_DESCRIPTION OF THE TASK_.
Answer these questions from the thread below on triggering Argo Workflow pipelines:
1. Which plan stub lets small in-process callbacks be set up from within a plan without touching the RunEngine?
2. Under what conditions should callbacks be extracted into the workflow system?
3. In the simple plan that triggers an external workflow, how many times does the loop run?

_TEXT SECTION_.
[Begin]

Triggering Argo Workflow pipelines #819

DiamondJoseph · 2025-02-13T14:50:24Z

Been talking a lot with @olliesilvester today about how this is going to be accomplished, so wanted to get some words down.

Referencing and sometimes citing https://diamondlightsource.github.io/workflows/docs/

Ollie is working on enabling small in-process callbacks that are required for some plans. Because of the plan stub subscribe, this can be done from within a plan without needing to touch the RunEngine, but a way to make sure that the RunEngine unsubscribes again from the subscription id would be useful, else we risk gaining a growing overlapping set of callbacks with every run.

Because these callbacks are being run within the same python process as blueapi, they are limited by the resources given, which should remain minimal. When callbacks grow to require more resources or speed or repeatability, they should be extracted into the workflow system.

We therefore need to consider how to trigger those workflows. Blueapi already has one persistent callback to send documents to the message bus for the client and other services- the following assumes that this callback remains in place either to send messages to a bus or to insert documents into a document store.

In order to enable a complete experiment I believe we need:

An API for workflows to consume data from [the message bus|a document store]
An API for workflows to put data into [the message bus|a document store|the blueapi instance that spawned them]
An API for plans to receive data that results from workflow runs and use them to adapt their future behaviour
A way of triggering workflows: we should be able to decorate a plan and define 1 or many workflows that should be executed for [the plan|each run within the plan]

A simple plan that triggers an external workflow

def my_plan(detectors: list[Readable], workflow_param: int):
    @run_workflow(workflow_id="my_workflow", params={"my_param": workflow_param)
    def inner_plan():
        run_id = yield from open_run()
        for _ in range(3):
            yield from OurAPI.next_position_from_workflow(PositionType, "my_workflow", run_id)
        yield from close_run()

A simple workflow, for which there is a copier template (or similar) to build a container and register it with the workflow engine with the name "my_workflow", such that the only thing required to create a new workflow is defining my_analysis or my_per_point_analysis or both (? Something entirely within this python file only)

[End]

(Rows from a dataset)

[Begin]

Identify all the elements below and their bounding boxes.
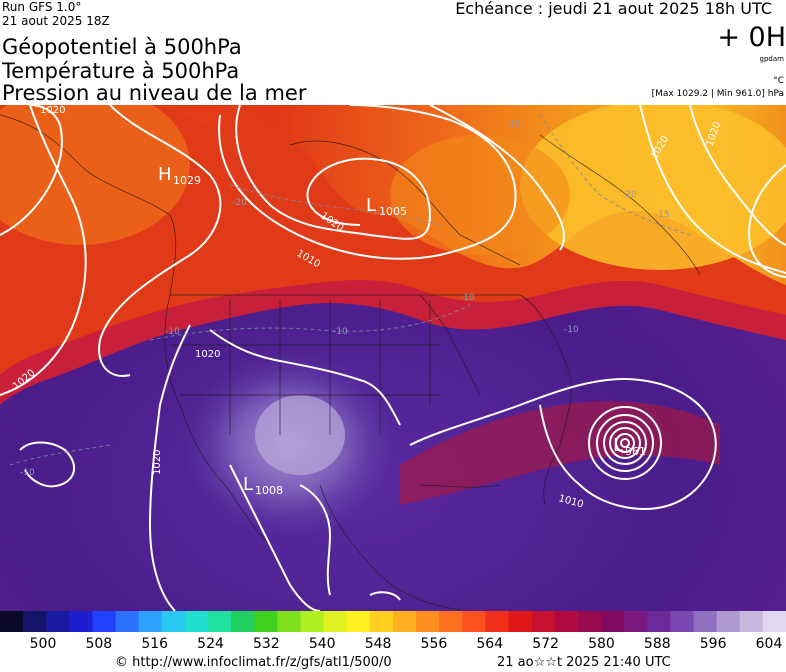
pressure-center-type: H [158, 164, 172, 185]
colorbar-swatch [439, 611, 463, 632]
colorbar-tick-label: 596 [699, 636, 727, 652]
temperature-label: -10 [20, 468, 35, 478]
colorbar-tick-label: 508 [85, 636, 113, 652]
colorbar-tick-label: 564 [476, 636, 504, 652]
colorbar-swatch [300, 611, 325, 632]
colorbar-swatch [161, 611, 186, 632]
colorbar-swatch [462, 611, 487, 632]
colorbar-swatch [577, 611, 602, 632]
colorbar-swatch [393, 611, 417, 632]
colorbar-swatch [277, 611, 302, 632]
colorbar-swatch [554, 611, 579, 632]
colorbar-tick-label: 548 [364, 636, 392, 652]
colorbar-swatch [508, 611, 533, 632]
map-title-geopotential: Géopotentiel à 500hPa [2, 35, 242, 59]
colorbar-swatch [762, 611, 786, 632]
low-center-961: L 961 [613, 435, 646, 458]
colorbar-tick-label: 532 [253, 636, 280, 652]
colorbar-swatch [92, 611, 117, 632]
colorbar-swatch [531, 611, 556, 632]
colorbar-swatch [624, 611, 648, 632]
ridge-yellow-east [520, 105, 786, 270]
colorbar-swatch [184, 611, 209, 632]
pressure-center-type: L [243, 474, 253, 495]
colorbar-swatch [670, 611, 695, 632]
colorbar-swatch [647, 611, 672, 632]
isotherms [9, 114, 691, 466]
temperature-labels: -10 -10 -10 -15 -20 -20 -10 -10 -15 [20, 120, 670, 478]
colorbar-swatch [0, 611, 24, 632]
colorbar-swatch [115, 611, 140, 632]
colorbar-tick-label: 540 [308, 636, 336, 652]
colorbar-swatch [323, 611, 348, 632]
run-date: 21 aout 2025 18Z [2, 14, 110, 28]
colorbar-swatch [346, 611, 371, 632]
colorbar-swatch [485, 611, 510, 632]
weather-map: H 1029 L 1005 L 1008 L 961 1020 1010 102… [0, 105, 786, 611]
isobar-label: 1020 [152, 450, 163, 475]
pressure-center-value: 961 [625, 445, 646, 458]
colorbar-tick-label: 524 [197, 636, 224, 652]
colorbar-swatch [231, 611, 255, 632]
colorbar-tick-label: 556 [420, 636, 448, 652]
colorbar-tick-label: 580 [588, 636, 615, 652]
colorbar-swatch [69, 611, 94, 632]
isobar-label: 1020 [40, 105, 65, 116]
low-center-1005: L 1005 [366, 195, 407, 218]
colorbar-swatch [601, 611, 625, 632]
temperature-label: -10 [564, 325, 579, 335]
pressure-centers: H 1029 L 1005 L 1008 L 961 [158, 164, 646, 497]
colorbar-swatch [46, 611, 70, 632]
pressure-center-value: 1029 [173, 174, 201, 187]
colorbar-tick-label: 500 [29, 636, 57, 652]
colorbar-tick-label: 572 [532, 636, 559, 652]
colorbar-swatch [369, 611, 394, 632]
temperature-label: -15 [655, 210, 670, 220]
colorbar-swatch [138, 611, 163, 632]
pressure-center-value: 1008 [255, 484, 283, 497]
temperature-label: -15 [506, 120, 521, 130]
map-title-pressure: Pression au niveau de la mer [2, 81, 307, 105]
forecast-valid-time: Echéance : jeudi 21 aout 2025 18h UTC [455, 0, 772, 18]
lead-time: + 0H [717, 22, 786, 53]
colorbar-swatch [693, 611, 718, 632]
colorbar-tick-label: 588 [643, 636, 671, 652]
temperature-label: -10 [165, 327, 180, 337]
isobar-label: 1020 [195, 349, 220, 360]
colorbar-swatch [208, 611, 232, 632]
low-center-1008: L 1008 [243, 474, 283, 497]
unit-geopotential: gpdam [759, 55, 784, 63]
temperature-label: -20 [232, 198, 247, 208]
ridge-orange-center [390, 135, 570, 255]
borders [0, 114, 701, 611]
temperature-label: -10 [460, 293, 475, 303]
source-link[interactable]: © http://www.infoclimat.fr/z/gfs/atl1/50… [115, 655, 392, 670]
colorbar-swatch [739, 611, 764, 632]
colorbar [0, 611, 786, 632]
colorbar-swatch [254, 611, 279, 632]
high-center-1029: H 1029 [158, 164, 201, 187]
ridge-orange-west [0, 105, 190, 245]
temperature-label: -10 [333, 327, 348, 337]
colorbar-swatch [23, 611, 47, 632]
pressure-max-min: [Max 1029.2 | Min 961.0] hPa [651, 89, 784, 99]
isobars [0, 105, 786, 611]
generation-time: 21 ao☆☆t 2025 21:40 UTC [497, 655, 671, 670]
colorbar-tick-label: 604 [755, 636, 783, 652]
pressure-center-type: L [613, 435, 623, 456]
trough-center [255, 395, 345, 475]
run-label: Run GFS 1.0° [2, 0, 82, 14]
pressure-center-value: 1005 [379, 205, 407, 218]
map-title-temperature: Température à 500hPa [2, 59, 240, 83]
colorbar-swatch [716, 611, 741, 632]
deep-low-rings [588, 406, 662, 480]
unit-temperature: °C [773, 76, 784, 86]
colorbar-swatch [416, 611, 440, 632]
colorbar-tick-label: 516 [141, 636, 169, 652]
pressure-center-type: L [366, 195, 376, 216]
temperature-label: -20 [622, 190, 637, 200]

[End]

_THE RESULT_.
1. The plan stub subscribe.
2. When they grow to require more resources or speed or repeatability.
3. Three times.